▶ Problem statement: Transcribe the records below exactly as they appear, omitting any pictures.

>> BEGIN Records

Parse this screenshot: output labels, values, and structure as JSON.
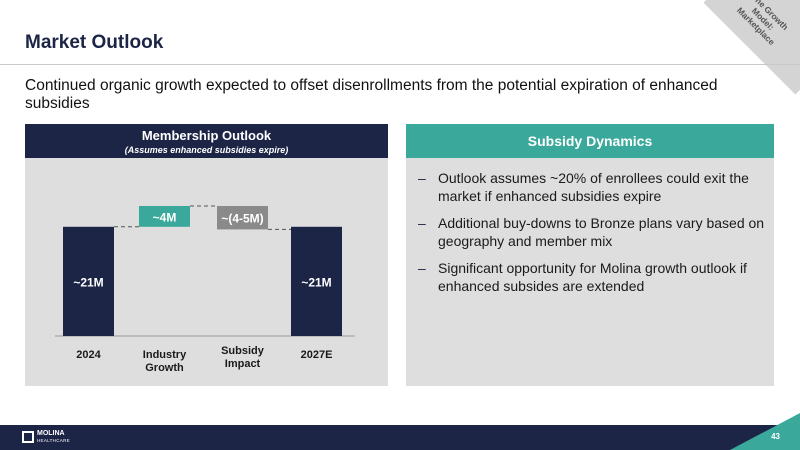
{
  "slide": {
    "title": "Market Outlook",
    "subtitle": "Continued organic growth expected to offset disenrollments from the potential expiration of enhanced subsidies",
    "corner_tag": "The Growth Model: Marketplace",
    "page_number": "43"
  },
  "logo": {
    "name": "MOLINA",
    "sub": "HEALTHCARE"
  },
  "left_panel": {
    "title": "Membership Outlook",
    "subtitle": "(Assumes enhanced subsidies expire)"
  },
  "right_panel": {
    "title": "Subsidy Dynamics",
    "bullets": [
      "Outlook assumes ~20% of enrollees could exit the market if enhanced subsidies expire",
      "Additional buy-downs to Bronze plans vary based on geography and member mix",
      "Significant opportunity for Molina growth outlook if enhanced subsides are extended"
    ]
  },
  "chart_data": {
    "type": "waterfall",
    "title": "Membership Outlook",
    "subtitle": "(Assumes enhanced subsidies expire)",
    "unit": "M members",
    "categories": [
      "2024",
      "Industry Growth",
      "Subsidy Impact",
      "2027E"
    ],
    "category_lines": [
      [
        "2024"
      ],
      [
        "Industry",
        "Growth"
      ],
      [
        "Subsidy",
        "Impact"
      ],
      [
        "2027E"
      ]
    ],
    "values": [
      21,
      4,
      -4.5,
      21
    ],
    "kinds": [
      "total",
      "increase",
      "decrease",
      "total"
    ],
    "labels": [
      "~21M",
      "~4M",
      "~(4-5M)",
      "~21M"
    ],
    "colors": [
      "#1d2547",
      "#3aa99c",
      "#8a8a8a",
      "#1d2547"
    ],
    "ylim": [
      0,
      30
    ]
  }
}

>> END Records

▶ Answer to this exercise:
Parse this screenshot: output labels, values, and structure as JSON.
{
  "slide": {
    "title": "Market Outlook",
    "subtitle": "Continued organic growth expected to offset disenrollments from the potential expiration of enhanced subsidies",
    "corner_tag": "The Growth Model: Marketplace",
    "page_number": "43"
  },
  "logo": {
    "name": "MOLINA",
    "sub": "HEALTHCARE"
  },
  "left_panel": {
    "title": "Membership Outlook",
    "subtitle": "(Assumes enhanced subsidies expire)"
  },
  "right_panel": {
    "title": "Subsidy Dynamics",
    "bullets": [
      "Outlook assumes ~20% of enrollees could exit the market if enhanced subsidies expire",
      "Additional buy-downs to Bronze plans vary based on geography and member mix",
      "Significant opportunity for Molina growth outlook if enhanced subsides are extended"
    ]
  },
  "chart_data": {
    "type": "waterfall",
    "title": "Membership Outlook",
    "subtitle": "(Assumes enhanced subsidies expire)",
    "unit": "M members",
    "categories": [
      "2024",
      "Industry Growth",
      "Subsidy Impact",
      "2027E"
    ],
    "category_lines": [
      [
        "2024"
      ],
      [
        "Industry",
        "Growth"
      ],
      [
        "Subsidy",
        "Impact"
      ],
      [
        "2027E"
      ]
    ],
    "values": [
      21,
      4,
      -4.5,
      21
    ],
    "kinds": [
      "total",
      "increase",
      "decrease",
      "total"
    ],
    "labels": [
      "~21M",
      "~4M",
      "~(4-5M)",
      "~21M"
    ],
    "colors": [
      "#1d2547",
      "#3aa99c",
      "#8a8a8a",
      "#1d2547"
    ],
    "ylim": [
      0,
      30
    ]
  }
}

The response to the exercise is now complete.